**EXERCISE PROMPT:** Please count the lines below that contain the word "Mbit", and reply with that number alone.

Entries with figure data
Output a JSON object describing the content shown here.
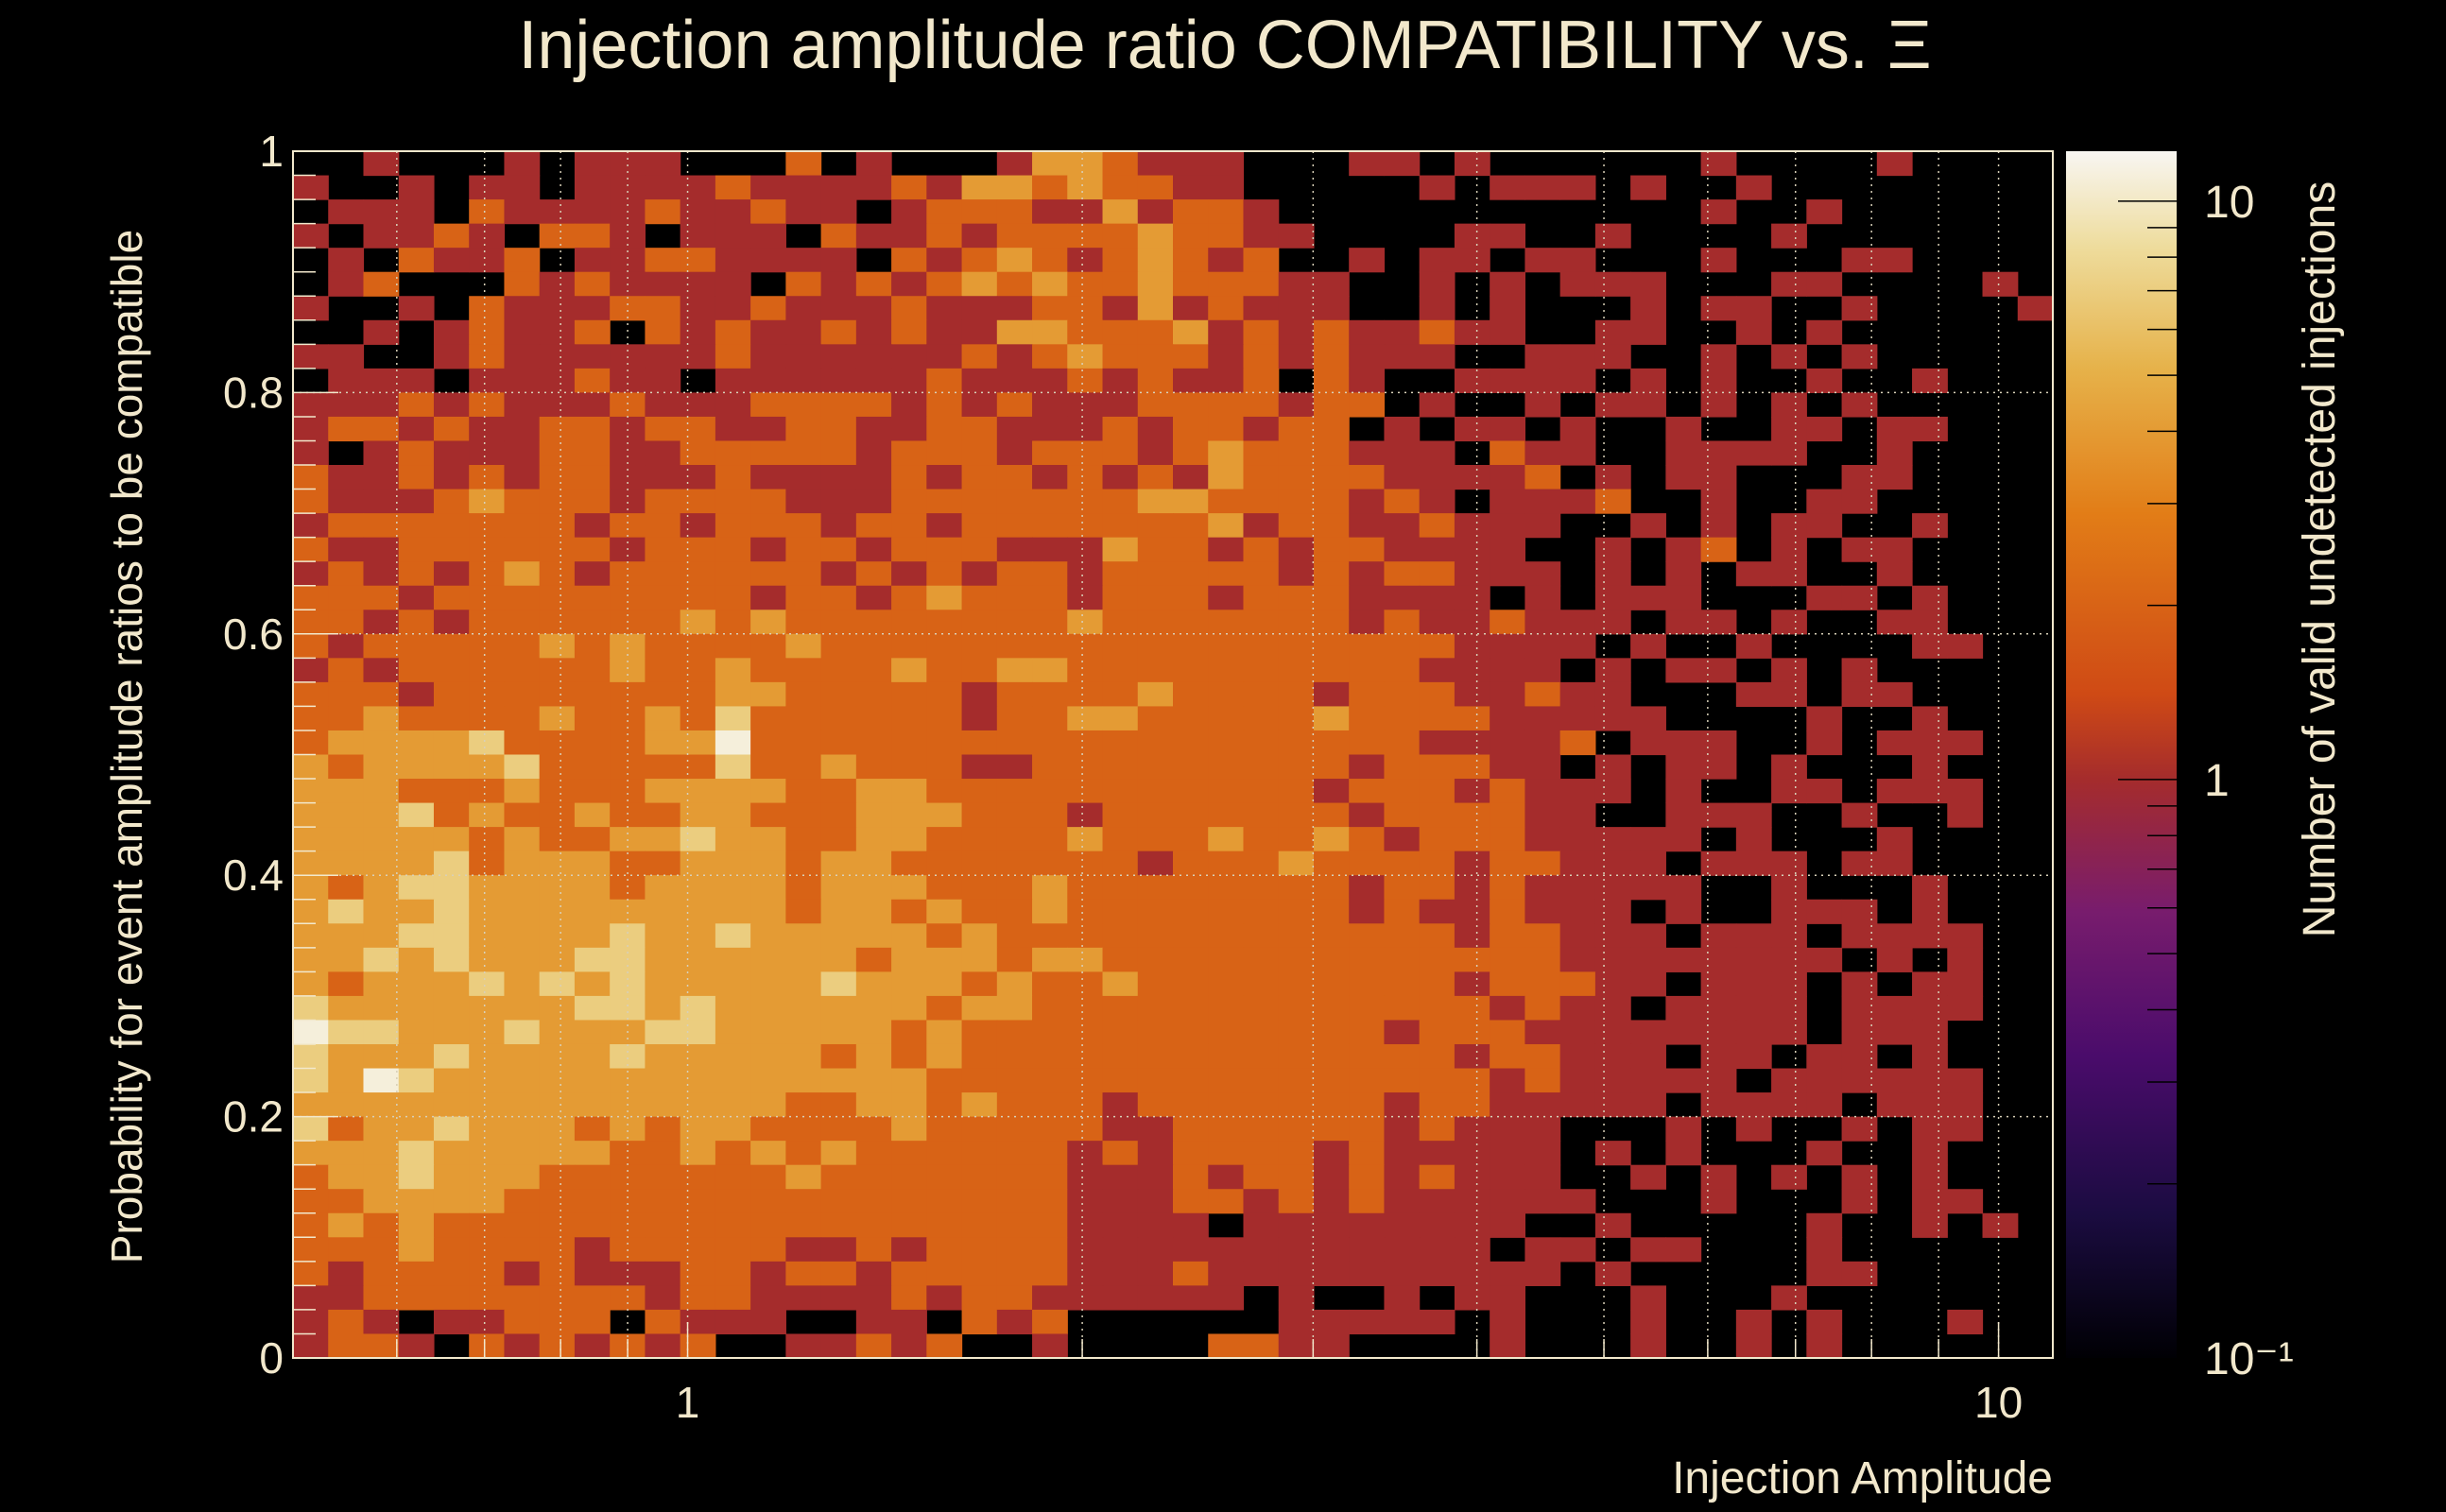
{
  "chart_data": {
    "type": "heatmap",
    "title": "Injection amplitude ratio COMPATIBILITY vs.  Ξ",
    "xlabel": "Injection Amplitude",
    "ylabel": "Probability for event amplitude ratios to be compatible",
    "zlabel": "Number of valid undetected injections",
    "x_scale": "log",
    "xlim": [
      0.5,
      11
    ],
    "ylim": [
      0,
      1
    ],
    "zlim": [
      0.1,
      12.2
    ],
    "z_scale": "log",
    "x_tick_labels": [
      "1",
      "10"
    ],
    "x_tick_values": [
      1,
      10
    ],
    "y_tick_labels": [
      "0",
      "0.2",
      "0.4",
      "0.6",
      "0.8",
      "1"
    ],
    "y_tick_values": [
      0,
      0.2,
      0.4,
      0.6,
      0.8,
      1
    ],
    "z_tick_labels": [
      "10⁻¹",
      "1",
      "10"
    ],
    "z_tick_values": [
      0.1,
      1,
      10
    ],
    "grid": true,
    "n_xbins": 50,
    "n_ybins": 50,
    "level_counts": [
      0,
      1,
      2,
      4,
      7,
      11
    ],
    "rows_top_to_bottom_levels": [
      "00100010111000201000133211100011010000001000010000",
      "10010110111121111213323221100000101110100100000000",
      "01110211112112110122211312210000000000001001000000",
      "10112102210111021121222232211000011001000010000000",
      "01021120112211110212321232120010110110001000110000",
      "01200021211110212123232232221100101011100011000010",
      "10010211122112111211122131211100101000101100100001",
      "00101211202121121211332223121211211001100101000000",
      "11001211111121111112123222121211100111001010100000",
      "01110111211011111121112121120210011110101001001000",
      "11121211121112222121211122221220100101101010100000",
      "12212112212211221122111212212201011010010011011000",
      "10121112211222221222122212322211102110011110010000",
      "21121212211121111212212121322221111201011000110000",
      "21112322212222111222222233222212101112001001100000",
      "12222222122122212212222222312211211100101011001000",
      "21122222212221221222111322121221111001012010110000",
      "12121232122222212121221222221212211101010110010000",
      "22212222222221221232221222122211110101110001101000",
      "22121222222323222222223222222212112111011010011000",
      "21222223232222322222222222222222211110100100001100",
      "12122222232232222322332222222222111101011010100000",
      "22212222222233222221222232222122211211000110110000",
      "22322223223242222221223322222322221111100001001000",
      "23333422223352222222222222222222111120111001011100",
      "32333342222242232221122222222212221101011010001000",
      "33322232223333223322222222222122212111010011011100",
      "33342322322332223332221222222212222110011100100100",
      "33333232233433223322223222322321222111110100010000",
      "33334233322333233222222212223222212211101110110000",
      "32344333323333233322232222222212212111110010001000",
      "34334333333333233232232222222212112111010011101000",
      "33344333343343333323222222222222212211101110111100",
      "33434333443333332333233222222222222211111111010100",
      "32333434343333343332322322222222212221101110101100",
      "43333333443433333323322222222222221211011110111100",
      "54433343334433333232222222222221222111111110111000",
      "43334333343333323232222222222222212211101101101000",
      "43543333333333333322222222222222221211111011111100",
      "33333333333333223323222122222221221111101111011100",
      "42334333232332222322222112222221211100010100101100",
      "33343333322323232222221212222121111101010001001000",
      "23343332222222322222221112122121211100101010101000",
      "22333322222222222222221112212121111110001000101100",
      "23232222222222222222221111011111111001000001001010",
      "22232222122222112122221111111111110110110001000000",
      "21222212111221221222221112111111111101000001100000",
      "11222222221221111212211111101001011000100010000000",
      "12101122202111001102120000001111101000100101000100",
      "12210212121200112120010000221100001000100101000000"
    ],
    "colors": {
      "background": "#000000",
      "text": "#f2e8cc",
      "grid": "#d8d0b8"
    }
  }
}
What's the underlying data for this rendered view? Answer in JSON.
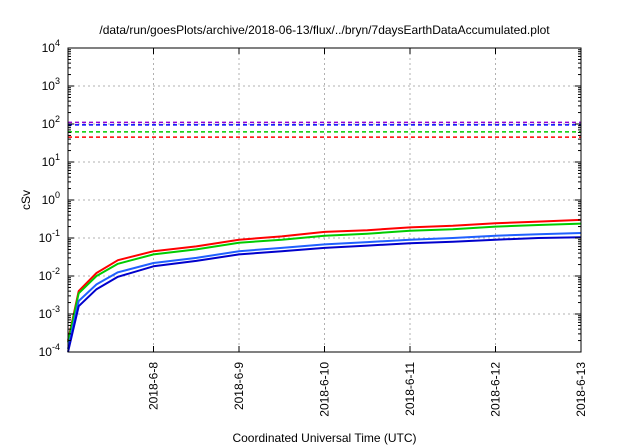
{
  "chart_data": {
    "type": "line",
    "title": "/data/run/goesPlots/archive/2018-06-13/flux/../bryn/7daysEarthDataAccumulated.plot",
    "xlabel": "Coordinated Universal Time (UTC)",
    "ylabel": "cSv",
    "x_ticks": [
      "2018-6-8",
      "2018-6-9",
      "2018-6-10",
      "2018-6-11",
      "2018-6-12",
      "2018-6-13"
    ],
    "xlim": [
      "2018-6-7",
      "2018-6-13"
    ],
    "y_scale": "log",
    "ylim": [
      0.0001,
      10000
    ],
    "y_ticks": [
      {
        "value": 0.0001,
        "base": "10",
        "exp": "-4"
      },
      {
        "value": 0.001,
        "base": "10",
        "exp": "-3"
      },
      {
        "value": 0.01,
        "base": "10",
        "exp": "-2"
      },
      {
        "value": 0.1,
        "base": "10",
        "exp": "-1"
      },
      {
        "value": 1,
        "base": "10",
        "exp": "0"
      },
      {
        "value": 10,
        "base": "10",
        "exp": "1"
      },
      {
        "value": 100,
        "base": "10",
        "exp": "2"
      },
      {
        "value": 1000,
        "base": "10",
        "exp": "3"
      },
      {
        "value": 10000,
        "base": "10",
        "exp": "4"
      }
    ],
    "grid": true,
    "thresholds": [
      {
        "y": 110,
        "color": "#9400d3"
      },
      {
        "y": 95,
        "color": "#0000ff"
      },
      {
        "y": 62,
        "color": "#00cc00"
      },
      {
        "y": 45,
        "color": "#ff0000"
      }
    ],
    "series": [
      {
        "color": "#ff0000",
        "points": [
          [
            "2018-6-7",
            0.0002
          ],
          [
            "2018-6-7 03:00",
            0.004
          ],
          [
            "2018-6-7 08:00",
            0.012
          ],
          [
            "2018-6-7 14:00",
            0.026
          ],
          [
            "2018-6-8",
            0.045
          ],
          [
            "2018-6-8 12:00",
            0.06
          ],
          [
            "2018-6-9",
            0.09
          ],
          [
            "2018-6-9 12:00",
            0.11
          ],
          [
            "2018-6-10",
            0.145
          ],
          [
            "2018-6-10 12:00",
            0.16
          ],
          [
            "2018-6-11",
            0.19
          ],
          [
            "2018-6-11 12:00",
            0.21
          ],
          [
            "2018-6-12",
            0.245
          ],
          [
            "2018-6-12 12:00",
            0.27
          ],
          [
            "2018-6-13",
            0.3
          ]
        ]
      },
      {
        "color": "#00cc00",
        "points": [
          [
            "2018-6-7",
            0.00018
          ],
          [
            "2018-6-7 03:00",
            0.0035
          ],
          [
            "2018-6-7 08:00",
            0.01
          ],
          [
            "2018-6-7 14:00",
            0.021
          ],
          [
            "2018-6-8",
            0.037
          ],
          [
            "2018-6-8 12:00",
            0.05
          ],
          [
            "2018-6-9",
            0.075
          ],
          [
            "2018-6-9 12:00",
            0.09
          ],
          [
            "2018-6-10",
            0.115
          ],
          [
            "2018-6-10 12:00",
            0.13
          ],
          [
            "2018-6-11",
            0.155
          ],
          [
            "2018-6-11 12:00",
            0.17
          ],
          [
            "2018-6-12",
            0.2
          ],
          [
            "2018-6-12 12:00",
            0.22
          ],
          [
            "2018-6-13",
            0.24
          ]
        ]
      },
      {
        "color": "#2060ff",
        "points": [
          [
            "2018-6-7",
            0.00012
          ],
          [
            "2018-6-7 03:00",
            0.0022
          ],
          [
            "2018-6-7 08:00",
            0.006
          ],
          [
            "2018-6-7 14:00",
            0.0125
          ],
          [
            "2018-6-8",
            0.022
          ],
          [
            "2018-6-8 12:00",
            0.03
          ],
          [
            "2018-6-9",
            0.045
          ],
          [
            "2018-6-9 12:00",
            0.055
          ],
          [
            "2018-6-10",
            0.068
          ],
          [
            "2018-6-10 12:00",
            0.078
          ],
          [
            "2018-6-11",
            0.09
          ],
          [
            "2018-6-11 12:00",
            0.1
          ],
          [
            "2018-6-12",
            0.115
          ],
          [
            "2018-6-12 12:00",
            0.125
          ],
          [
            "2018-6-13",
            0.135
          ]
        ]
      },
      {
        "color": "#0000cc",
        "points": [
          [
            "2018-6-7",
            0.0001
          ],
          [
            "2018-6-7 03:00",
            0.0016
          ],
          [
            "2018-6-7 08:00",
            0.0045
          ],
          [
            "2018-6-7 14:00",
            0.0095
          ],
          [
            "2018-6-8",
            0.018
          ],
          [
            "2018-6-8 12:00",
            0.025
          ],
          [
            "2018-6-9",
            0.037
          ],
          [
            "2018-6-9 12:00",
            0.045
          ],
          [
            "2018-6-10",
            0.055
          ],
          [
            "2018-6-10 12:00",
            0.063
          ],
          [
            "2018-6-11",
            0.073
          ],
          [
            "2018-6-11 12:00",
            0.08
          ],
          [
            "2018-6-12",
            0.09
          ],
          [
            "2018-6-12 12:00",
            0.1
          ],
          [
            "2018-6-13",
            0.105
          ]
        ]
      }
    ]
  }
}
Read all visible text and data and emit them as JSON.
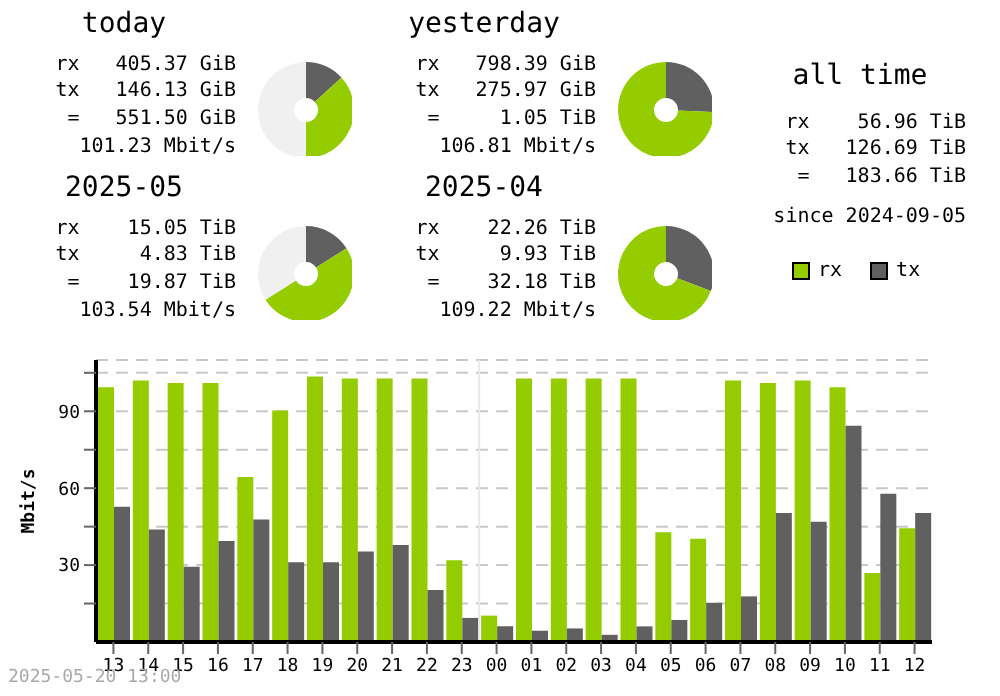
{
  "chart_data": [
    {
      "type": "donut",
      "title": "today",
      "categories": [
        null,
        null,
        null
      ],
      "values": [
        13.2,
        36.8,
        50
      ],
      "colors": [
        "#606060",
        "#94cc00",
        "#f0f0f0"
      ],
      "annotations": [
        "rx   405.37 GiB",
        "tx   146.13 GiB",
        "=   551.50 GiB",
        "101.23 Mbit/s"
      ]
    },
    {
      "type": "donut",
      "title": "yesterday",
      "categories": [
        null,
        null
      ],
      "values": [
        25.7,
        74.3
      ],
      "colors": [
        "#606060",
        "#94cc00"
      ],
      "annotations": [
        "rx   798.39 GiB",
        "tx   275.97 GiB",
        "=     1.05 TiB",
        "106.81 Mbit/s"
      ]
    },
    {
      "type": "donut",
      "title": "2025-05",
      "categories": [
        null,
        null,
        null
      ],
      "values": [
        16,
        50,
        34
      ],
      "colors": [
        "#606060",
        "#94cc00",
        "#f0f0f0"
      ],
      "annotations": [
        "rx    15.05 TiB",
        "tx     4.83 TiB",
        "=    19.87 TiB",
        "103.54 Mbit/s"
      ]
    },
    {
      "type": "donut",
      "title": "2025-04",
      "categories": [
        null,
        null
      ],
      "values": [
        30.8,
        69.2
      ],
      "colors": [
        "#606060",
        "#94cc00"
      ],
      "annotations": [
        "rx    22.26 TiB",
        "tx     9.93 TiB",
        "=    32.18 TiB",
        "109.22 Mbit/s"
      ]
    },
    {
      "type": "other",
      "title": "all time",
      "annotations": [
        "rx    56.96 TiB",
        "tx   126.69 TiB",
        "=   183.66 TiB",
        "since 2024-09-05"
      ]
    },
    {
      "type": "bar",
      "ylabel": "Mbit/s",
      "categories": [
        "13",
        "14",
        "15",
        "16",
        "17",
        "18",
        "19",
        "20",
        "21",
        "22",
        "23",
        "00",
        "01",
        "02",
        "03",
        "04",
        "05",
        "06",
        "07",
        "08",
        "09",
        "10",
        "11",
        "12"
      ],
      "series": [
        {
          "name": "rx",
          "color": "#94cc00",
          "values": [
            99.4,
            102,
            101,
            101,
            64.4,
            90.3,
            103.6,
            102.8,
            102.8,
            102.8,
            31.9,
            10.3,
            102.8,
            102.8,
            102.8,
            102.8,
            42.8,
            40.3,
            102,
            101,
            102,
            99.4,
            26.9,
            44.4
          ]
        },
        {
          "name": "tx",
          "color": "#606060",
          "values": [
            52.8,
            43.9,
            29.4,
            39.4,
            47.8,
            31.1,
            31.1,
            35.3,
            37.8,
            20.3,
            9.4,
            6.1,
            4.4,
            5.3,
            2.8,
            6.1,
            8.6,
            15.3,
            17.8,
            50.3,
            46.9,
            84.4,
            57.8,
            50.3
          ]
        }
      ],
      "ylim": [
        0,
        110
      ],
      "yticks": [
        {
          "value": 15,
          "label": null
        },
        30,
        {
          "value": 45,
          "label": null
        },
        60,
        {
          "value": 75,
          "label": null
        },
        90,
        {
          "value": 105,
          "label": null
        }
      ],
      "grid": "y",
      "legend": "top right",
      "ref_lines": [
        {
          "axis": "x",
          "value": "00",
          "color": "#e8e8e8"
        }
      ],
      "annotations": [
        "2025-05-20 13:00"
      ]
    }
  ]
}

**EXERCISE RESPONSE:** 5